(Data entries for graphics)
____
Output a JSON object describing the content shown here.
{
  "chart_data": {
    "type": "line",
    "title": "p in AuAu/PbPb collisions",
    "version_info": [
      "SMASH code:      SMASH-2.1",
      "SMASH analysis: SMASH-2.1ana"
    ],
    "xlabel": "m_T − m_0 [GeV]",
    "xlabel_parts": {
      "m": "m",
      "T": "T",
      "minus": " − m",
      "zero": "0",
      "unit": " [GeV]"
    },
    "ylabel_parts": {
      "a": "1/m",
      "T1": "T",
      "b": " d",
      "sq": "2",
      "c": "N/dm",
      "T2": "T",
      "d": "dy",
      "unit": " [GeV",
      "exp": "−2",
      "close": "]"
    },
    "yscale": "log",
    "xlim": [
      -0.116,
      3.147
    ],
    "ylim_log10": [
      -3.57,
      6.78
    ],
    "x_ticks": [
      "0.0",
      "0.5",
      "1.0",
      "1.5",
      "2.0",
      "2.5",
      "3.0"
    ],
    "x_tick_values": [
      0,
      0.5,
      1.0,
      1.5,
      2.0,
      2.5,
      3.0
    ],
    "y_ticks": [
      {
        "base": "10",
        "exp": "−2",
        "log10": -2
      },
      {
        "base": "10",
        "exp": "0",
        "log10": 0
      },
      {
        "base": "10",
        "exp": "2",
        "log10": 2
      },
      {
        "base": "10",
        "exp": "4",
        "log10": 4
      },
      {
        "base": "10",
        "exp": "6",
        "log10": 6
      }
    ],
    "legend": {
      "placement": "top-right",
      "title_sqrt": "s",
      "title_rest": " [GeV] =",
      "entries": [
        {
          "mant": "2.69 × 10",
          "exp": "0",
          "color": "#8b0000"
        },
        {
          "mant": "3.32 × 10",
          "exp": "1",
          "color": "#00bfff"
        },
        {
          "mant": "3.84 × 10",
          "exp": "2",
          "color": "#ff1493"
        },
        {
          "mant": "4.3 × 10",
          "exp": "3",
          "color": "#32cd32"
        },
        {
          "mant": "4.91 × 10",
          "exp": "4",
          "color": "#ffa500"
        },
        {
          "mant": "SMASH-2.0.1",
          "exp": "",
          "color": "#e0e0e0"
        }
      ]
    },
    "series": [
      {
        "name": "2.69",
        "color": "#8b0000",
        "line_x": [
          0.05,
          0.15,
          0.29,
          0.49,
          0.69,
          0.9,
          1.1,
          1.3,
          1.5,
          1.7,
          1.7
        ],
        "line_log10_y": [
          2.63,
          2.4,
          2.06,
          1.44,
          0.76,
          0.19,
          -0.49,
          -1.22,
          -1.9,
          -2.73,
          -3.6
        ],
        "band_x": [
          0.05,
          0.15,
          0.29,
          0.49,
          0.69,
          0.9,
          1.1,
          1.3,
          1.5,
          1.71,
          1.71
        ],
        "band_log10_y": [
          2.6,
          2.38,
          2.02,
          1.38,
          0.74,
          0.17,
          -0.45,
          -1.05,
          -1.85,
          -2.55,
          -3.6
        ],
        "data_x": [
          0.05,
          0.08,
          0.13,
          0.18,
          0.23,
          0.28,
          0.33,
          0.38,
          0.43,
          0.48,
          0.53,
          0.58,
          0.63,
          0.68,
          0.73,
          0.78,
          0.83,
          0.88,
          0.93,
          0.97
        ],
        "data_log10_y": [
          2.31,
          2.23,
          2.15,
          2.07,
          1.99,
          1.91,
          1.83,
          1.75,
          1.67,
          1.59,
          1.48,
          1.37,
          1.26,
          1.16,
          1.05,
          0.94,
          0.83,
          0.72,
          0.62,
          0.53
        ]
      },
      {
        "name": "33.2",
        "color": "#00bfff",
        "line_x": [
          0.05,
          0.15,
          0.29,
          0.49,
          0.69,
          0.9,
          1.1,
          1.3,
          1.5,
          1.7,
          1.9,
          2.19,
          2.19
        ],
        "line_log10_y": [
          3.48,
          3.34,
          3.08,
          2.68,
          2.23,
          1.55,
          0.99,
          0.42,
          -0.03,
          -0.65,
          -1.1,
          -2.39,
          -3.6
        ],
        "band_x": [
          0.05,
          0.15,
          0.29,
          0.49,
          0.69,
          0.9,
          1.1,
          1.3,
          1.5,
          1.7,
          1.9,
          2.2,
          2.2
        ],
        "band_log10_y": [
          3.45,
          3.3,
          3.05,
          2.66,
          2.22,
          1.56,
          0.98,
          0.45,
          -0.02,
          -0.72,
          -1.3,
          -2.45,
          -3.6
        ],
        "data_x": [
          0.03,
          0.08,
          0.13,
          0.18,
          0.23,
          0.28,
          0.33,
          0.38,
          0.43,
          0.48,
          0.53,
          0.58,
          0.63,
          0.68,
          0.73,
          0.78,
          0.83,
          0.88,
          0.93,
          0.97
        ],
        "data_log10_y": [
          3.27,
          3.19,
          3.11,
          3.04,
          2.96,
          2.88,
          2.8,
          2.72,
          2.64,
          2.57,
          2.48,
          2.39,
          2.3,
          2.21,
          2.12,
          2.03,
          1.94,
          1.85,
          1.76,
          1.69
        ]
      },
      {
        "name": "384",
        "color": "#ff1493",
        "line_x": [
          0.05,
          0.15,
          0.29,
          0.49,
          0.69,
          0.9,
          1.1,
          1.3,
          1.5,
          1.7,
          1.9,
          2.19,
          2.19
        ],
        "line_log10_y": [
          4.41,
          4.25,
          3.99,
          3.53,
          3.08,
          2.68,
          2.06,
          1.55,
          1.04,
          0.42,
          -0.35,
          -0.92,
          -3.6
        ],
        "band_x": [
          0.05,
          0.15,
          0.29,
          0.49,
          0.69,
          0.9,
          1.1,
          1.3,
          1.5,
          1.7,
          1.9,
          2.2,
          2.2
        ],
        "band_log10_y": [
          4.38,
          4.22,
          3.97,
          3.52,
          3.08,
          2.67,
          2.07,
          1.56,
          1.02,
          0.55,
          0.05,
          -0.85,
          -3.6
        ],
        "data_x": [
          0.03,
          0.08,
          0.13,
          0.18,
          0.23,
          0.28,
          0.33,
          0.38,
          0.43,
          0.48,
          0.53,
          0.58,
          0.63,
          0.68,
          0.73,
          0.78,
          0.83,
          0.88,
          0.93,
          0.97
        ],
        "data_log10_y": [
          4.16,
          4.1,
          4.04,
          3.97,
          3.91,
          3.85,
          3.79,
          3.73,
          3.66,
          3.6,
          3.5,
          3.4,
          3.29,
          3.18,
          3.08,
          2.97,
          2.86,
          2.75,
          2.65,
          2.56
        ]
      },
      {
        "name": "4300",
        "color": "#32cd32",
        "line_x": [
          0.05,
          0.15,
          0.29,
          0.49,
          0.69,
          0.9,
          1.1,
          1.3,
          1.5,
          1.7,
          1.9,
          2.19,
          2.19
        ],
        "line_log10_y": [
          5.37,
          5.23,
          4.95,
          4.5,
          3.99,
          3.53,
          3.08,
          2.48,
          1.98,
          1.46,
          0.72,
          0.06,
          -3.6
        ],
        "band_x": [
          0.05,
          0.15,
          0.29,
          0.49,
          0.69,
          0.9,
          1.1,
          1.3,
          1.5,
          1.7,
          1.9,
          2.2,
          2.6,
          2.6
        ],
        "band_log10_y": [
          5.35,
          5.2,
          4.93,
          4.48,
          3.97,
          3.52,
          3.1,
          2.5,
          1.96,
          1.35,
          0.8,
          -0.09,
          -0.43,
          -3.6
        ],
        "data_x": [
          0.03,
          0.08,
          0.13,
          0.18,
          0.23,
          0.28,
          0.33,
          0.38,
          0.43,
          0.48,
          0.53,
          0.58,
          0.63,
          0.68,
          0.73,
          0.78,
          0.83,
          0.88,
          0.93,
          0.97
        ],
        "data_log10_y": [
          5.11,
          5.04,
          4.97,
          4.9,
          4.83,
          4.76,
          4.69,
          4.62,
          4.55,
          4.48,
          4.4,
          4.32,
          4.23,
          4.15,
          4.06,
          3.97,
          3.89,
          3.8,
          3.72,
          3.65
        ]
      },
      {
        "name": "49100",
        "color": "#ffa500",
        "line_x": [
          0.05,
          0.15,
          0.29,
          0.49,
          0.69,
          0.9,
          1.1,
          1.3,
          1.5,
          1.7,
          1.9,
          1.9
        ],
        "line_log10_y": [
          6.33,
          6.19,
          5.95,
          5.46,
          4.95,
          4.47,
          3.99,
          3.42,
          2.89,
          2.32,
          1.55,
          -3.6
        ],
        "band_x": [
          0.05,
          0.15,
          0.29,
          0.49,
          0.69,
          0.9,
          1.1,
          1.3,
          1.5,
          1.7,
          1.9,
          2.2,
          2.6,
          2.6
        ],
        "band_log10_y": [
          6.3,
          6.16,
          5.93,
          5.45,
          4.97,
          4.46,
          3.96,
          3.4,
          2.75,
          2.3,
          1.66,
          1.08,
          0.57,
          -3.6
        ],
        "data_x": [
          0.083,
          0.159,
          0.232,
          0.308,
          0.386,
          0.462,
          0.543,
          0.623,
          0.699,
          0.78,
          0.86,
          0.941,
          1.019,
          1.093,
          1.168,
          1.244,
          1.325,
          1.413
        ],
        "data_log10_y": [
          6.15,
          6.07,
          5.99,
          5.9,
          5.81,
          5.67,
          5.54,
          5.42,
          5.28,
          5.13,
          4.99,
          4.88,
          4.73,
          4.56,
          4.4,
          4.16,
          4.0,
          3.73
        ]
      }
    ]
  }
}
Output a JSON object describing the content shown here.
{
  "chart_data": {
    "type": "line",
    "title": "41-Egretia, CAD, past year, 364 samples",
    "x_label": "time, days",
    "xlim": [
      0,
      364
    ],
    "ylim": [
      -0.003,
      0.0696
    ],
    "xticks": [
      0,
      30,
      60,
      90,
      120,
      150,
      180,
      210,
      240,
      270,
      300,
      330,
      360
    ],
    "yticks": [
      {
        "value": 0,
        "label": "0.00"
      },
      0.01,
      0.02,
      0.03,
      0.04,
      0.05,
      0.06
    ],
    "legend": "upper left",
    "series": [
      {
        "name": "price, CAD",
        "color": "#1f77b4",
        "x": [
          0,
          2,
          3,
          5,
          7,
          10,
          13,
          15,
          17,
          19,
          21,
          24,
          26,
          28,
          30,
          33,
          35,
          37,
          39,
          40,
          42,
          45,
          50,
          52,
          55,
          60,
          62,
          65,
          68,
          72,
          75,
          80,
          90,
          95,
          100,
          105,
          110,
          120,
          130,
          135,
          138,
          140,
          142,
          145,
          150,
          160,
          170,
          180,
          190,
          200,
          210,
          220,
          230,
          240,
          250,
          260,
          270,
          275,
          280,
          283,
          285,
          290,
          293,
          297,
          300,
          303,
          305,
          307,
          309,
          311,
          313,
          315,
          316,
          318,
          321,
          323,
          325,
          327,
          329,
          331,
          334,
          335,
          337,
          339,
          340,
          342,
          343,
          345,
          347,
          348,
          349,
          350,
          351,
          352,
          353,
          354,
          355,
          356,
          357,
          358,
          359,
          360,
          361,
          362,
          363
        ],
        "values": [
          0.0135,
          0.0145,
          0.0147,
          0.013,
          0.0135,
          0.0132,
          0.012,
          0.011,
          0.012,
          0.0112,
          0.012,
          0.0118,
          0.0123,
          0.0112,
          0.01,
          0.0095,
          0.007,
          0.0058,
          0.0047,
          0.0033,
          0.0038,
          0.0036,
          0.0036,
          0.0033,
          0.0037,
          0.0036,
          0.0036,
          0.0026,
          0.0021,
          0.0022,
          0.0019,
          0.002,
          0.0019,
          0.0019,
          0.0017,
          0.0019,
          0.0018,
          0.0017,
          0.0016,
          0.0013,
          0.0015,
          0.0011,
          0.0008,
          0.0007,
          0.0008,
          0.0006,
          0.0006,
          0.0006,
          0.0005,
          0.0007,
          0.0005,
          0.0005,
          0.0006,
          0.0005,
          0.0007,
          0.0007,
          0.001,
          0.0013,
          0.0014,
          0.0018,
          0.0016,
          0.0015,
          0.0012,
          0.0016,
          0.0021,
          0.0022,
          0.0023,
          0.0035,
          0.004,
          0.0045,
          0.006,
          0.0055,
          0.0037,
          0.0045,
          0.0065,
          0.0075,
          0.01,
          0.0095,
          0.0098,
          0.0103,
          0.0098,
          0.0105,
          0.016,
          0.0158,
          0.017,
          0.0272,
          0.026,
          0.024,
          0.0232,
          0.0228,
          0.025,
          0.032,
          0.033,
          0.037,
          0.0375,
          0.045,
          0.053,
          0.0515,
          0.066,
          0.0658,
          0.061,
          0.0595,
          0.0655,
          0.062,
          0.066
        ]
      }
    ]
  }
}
____
The exercise: Pick out the lines containing the string "SMASH".

The completed task:
      "SMASH code:      SMASH-2.1",
      "SMASH analysis: SMASH-2.1ana"
          "mant": "SMASH-2.0.1",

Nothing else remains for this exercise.